____ AVAILABLE RECORDS

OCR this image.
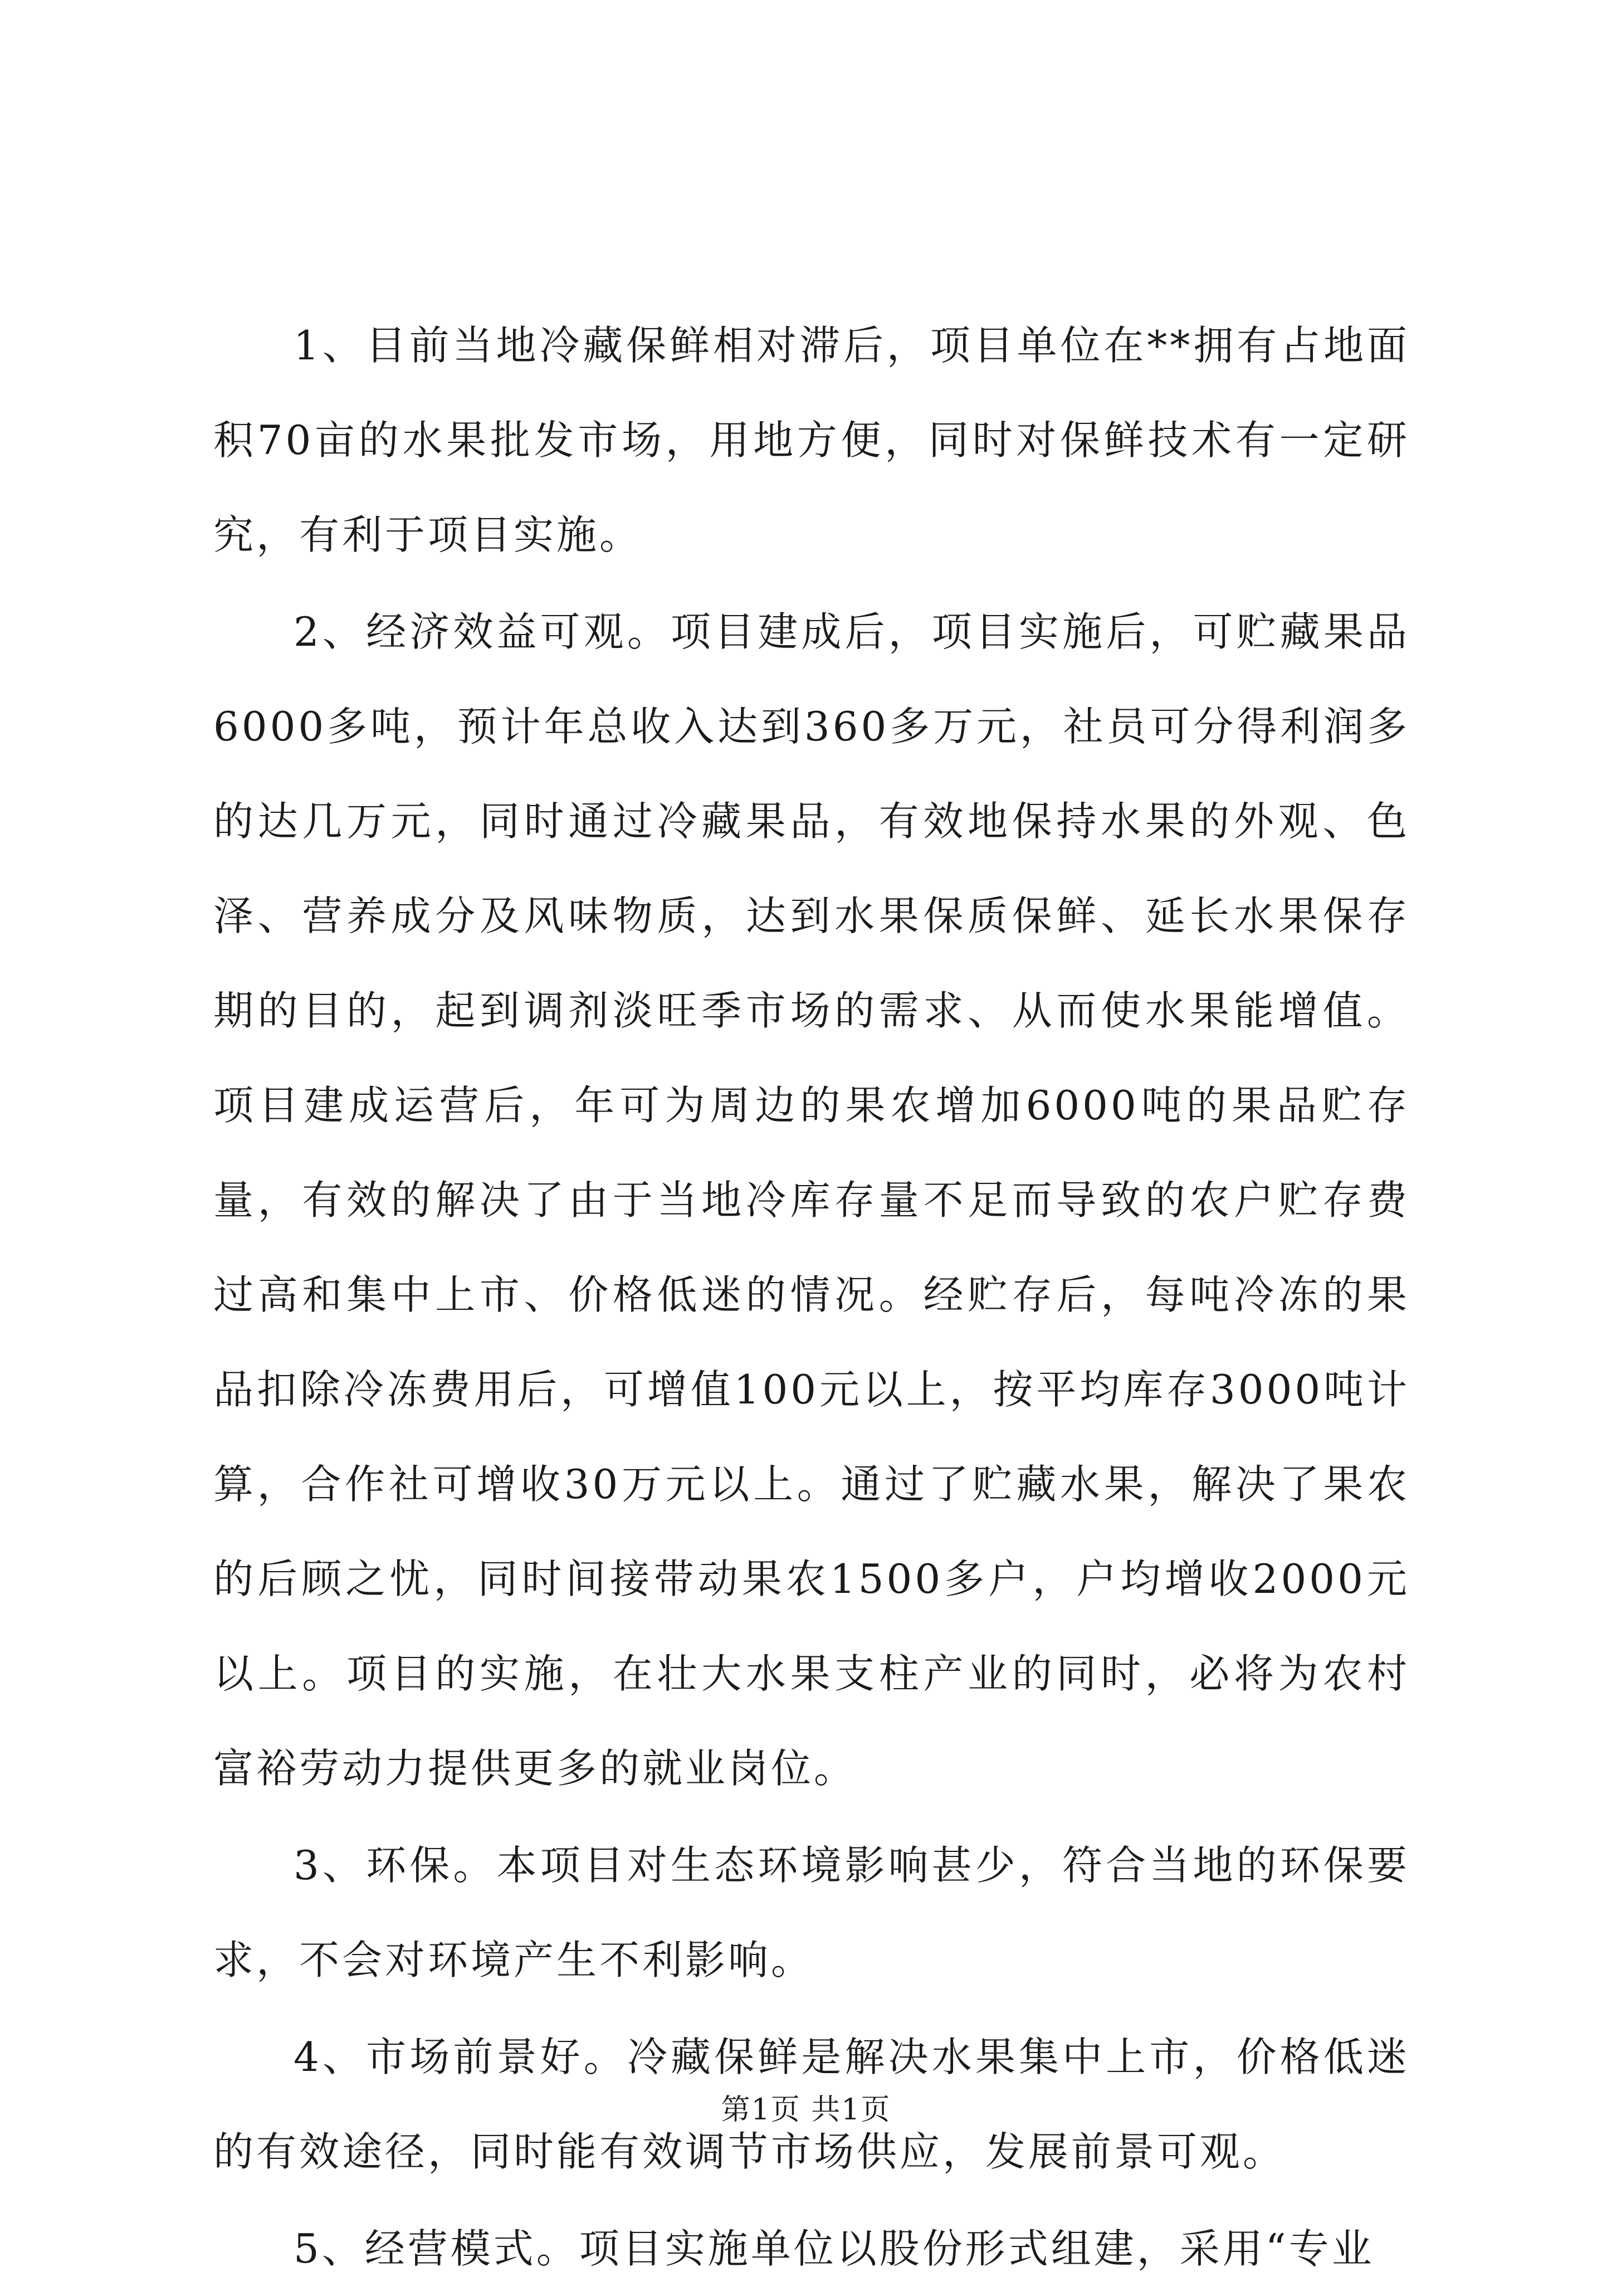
1、目前当地冷藏保鲜相对滞后，项目单位在**拥有占地面积70亩的水果批发市场，用地方便，同时对保鲜技术有一定研究，有利于项目实施。

2、经济效益可观。项目建成后，项目实施后，可贮藏果品6000多吨，预计年总收入达到360多万元，社员可分得利润多的达几万元，同时通过冷藏果品，有效地保持水果的外观、色泽、营养成分及风味物质，达到水果保质保鲜、延长水果保存期的目的，起到调剂淡旺季市场的需求、从而使水果能增值。项目建成运营后，年可为周边的果农增加6000吨的果品贮存量，有效的解决了由于当地冷库存量不足而导致的农户贮存费过高和集中上市、价格低迷的情况。经贮存后，每吨冷冻的果品扣除冷冻费用后，可增值100元以上，按平均库存3000吨计算，合作社可增收30万元以上。通过了贮藏水果，解决了果农的后顾之忧，同时间接带动果农1500多户，户均增收2000元以上。项目的实施，在壮大水果支柱产业的同时，必将为农村富裕劳动力提供更多的就业岗位。

3、环保。本项目对生态环境影响甚少，符合当地的环保要求，不会对环境产生不利影响。

4、市场前景好。冷藏保鲜是解决水果集中上市，价格低迷的有效途径，同时能有效调节市场供应，发展前景可观。

5、经营模式。项目实施单位以股份形式组建，采用“专业

第1页 共1页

________

* _TASK DIRECTIONS_
Each entry above is to be written out again unchanged, apart from the pictures, which are left out.

* _RESULT OF THIS EXERCISE_
OCR this image.
1、目前当地冷藏保鲜相对滞后，项目单位在**拥有占地面积70亩的水果批发市场，用地方便，同时对保鲜技术有一定研究，有利于项目实施。

2、经济效益可观。项目建成后，项目实施后，可贮藏果品6000多吨，预计年总收入达到360多万元，社员可分得利润多的达几万元，同时通过冷藏果品，有效地保持水果的外观、色泽、营养成分及风味物质，达到水果保质保鲜、延长水果保存期的目的，起到调剂淡旺季市场的需求、从而使水果能增值。项目建成运营后，年可为周边的果农增加6000吨的果品贮存量，有效的解决了由于当地冷库存量不足而导致的农户贮存费过高和集中上市、价格低迷的情况。经贮存后，每吨冷冻的果品扣除冷冻费用后，可增值100元以上，按平均库存3000吨计算，合作社可增收30万元以上。通过了贮藏水果，解决了果农的后顾之忧，同时间接带动果农1500多户，户均增收2000元以上。项目的实施，在壮大水果支柱产业的同时，必将为农村富裕劳动力提供更多的就业岗位。

3、环保。本项目对生态环境影响甚少，符合当地的环保要求，不会对环境产生不利影响。

4、市场前景好。冷藏保鲜是解决水果集中上市，价格低迷的有效途径，同时能有效调节市场供应，发展前景可观。

5、经营模式。项目实施单位以股份形式组建，采用“专业

第1页 共1页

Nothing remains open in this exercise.